* [Short problem] Copy the data that follows exactly. Include no pictures.
-- Task input start --
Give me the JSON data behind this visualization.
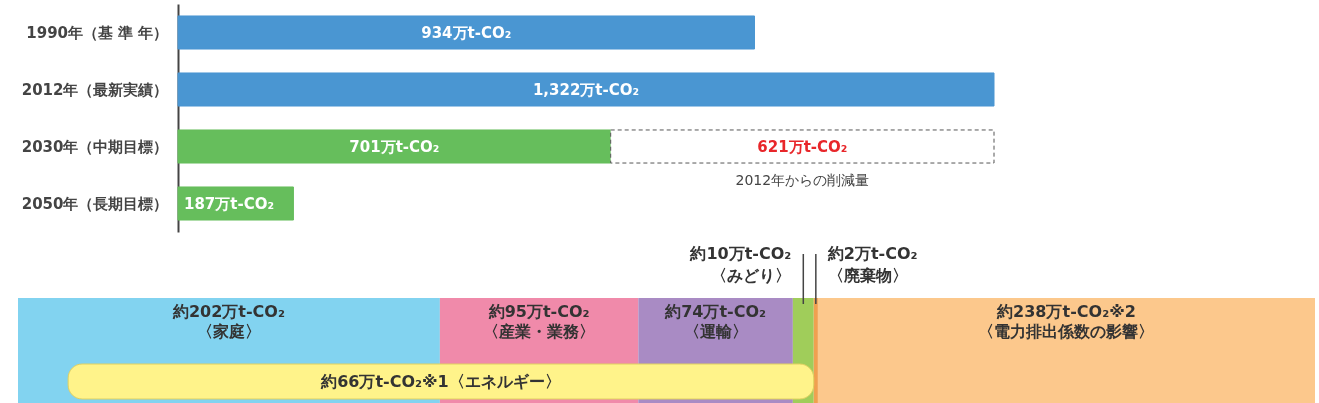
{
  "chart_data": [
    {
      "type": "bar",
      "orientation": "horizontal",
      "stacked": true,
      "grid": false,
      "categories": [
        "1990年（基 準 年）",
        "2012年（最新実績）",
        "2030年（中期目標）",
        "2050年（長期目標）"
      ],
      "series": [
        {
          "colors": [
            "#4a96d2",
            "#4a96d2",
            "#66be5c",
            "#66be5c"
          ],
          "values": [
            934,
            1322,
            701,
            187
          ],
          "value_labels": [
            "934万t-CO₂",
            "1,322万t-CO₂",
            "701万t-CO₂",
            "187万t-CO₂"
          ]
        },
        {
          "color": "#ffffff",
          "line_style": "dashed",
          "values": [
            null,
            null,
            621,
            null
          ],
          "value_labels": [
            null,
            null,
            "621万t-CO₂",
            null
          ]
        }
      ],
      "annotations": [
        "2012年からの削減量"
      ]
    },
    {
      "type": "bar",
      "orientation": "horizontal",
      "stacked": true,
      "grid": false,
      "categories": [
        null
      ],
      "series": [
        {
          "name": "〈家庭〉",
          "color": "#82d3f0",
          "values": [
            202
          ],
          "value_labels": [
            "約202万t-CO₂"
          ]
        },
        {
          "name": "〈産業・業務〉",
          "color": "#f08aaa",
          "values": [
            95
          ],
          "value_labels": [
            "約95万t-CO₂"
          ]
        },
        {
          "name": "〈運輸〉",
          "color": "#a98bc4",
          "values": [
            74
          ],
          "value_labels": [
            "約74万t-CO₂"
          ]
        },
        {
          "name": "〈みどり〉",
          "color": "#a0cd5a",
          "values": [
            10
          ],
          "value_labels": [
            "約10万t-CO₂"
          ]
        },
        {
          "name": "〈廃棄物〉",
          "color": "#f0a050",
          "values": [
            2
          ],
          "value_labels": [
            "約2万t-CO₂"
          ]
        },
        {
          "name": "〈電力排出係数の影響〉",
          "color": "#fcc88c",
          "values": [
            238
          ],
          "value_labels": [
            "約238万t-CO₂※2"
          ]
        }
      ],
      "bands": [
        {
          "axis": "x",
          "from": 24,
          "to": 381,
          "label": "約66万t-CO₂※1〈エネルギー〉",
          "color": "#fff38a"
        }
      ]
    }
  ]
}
-- Task input end --
* [Answer for the task]
Give me the JSON data behind this visualization.
{
  "chart_data": [
    {
      "type": "bar",
      "orientation": "horizontal",
      "stacked": true,
      "grid": false,
      "categories": [
        "1990年（基 準 年）",
        "2012年（最新実績）",
        "2030年（中期目標）",
        "2050年（長期目標）"
      ],
      "series": [
        {
          "colors": [
            "#4a96d2",
            "#4a96d2",
            "#66be5c",
            "#66be5c"
          ],
          "values": [
            934,
            1322,
            701,
            187
          ],
          "value_labels": [
            "934万t-CO₂",
            "1,322万t-CO₂",
            "701万t-CO₂",
            "187万t-CO₂"
          ]
        },
        {
          "color": "#ffffff",
          "line_style": "dashed",
          "values": [
            null,
            null,
            621,
            null
          ],
          "value_labels": [
            null,
            null,
            "621万t-CO₂",
            null
          ]
        }
      ],
      "annotations": [
        "2012年からの削減量"
      ]
    },
    {
      "type": "bar",
      "orientation": "horizontal",
      "stacked": true,
      "grid": false,
      "categories": [
        null
      ],
      "series": [
        {
          "name": "〈家庭〉",
          "color": "#82d3f0",
          "values": [
            202
          ],
          "value_labels": [
            "約202万t-CO₂"
          ]
        },
        {
          "name": "〈産業・業務〉",
          "color": "#f08aaa",
          "values": [
            95
          ],
          "value_labels": [
            "約95万t-CO₂"
          ]
        },
        {
          "name": "〈運輸〉",
          "color": "#a98bc4",
          "values": [
            74
          ],
          "value_labels": [
            "約74万t-CO₂"
          ]
        },
        {
          "name": "〈みどり〉",
          "color": "#a0cd5a",
          "values": [
            10
          ],
          "value_labels": [
            "約10万t-CO₂"
          ]
        },
        {
          "name": "〈廃棄物〉",
          "color": "#f0a050",
          "values": [
            2
          ],
          "value_labels": [
            "約2万t-CO₂"
          ]
        },
        {
          "name": "〈電力排出係数の影響〉",
          "color": "#fcc88c",
          "values": [
            238
          ],
          "value_labels": [
            "約238万t-CO₂※2"
          ]
        }
      ],
      "bands": [
        {
          "axis": "x",
          "from": 24,
          "to": 381,
          "label": "約66万t-CO₂※1〈エネルギー〉",
          "color": "#fff38a"
        }
      ]
    }
  ]
}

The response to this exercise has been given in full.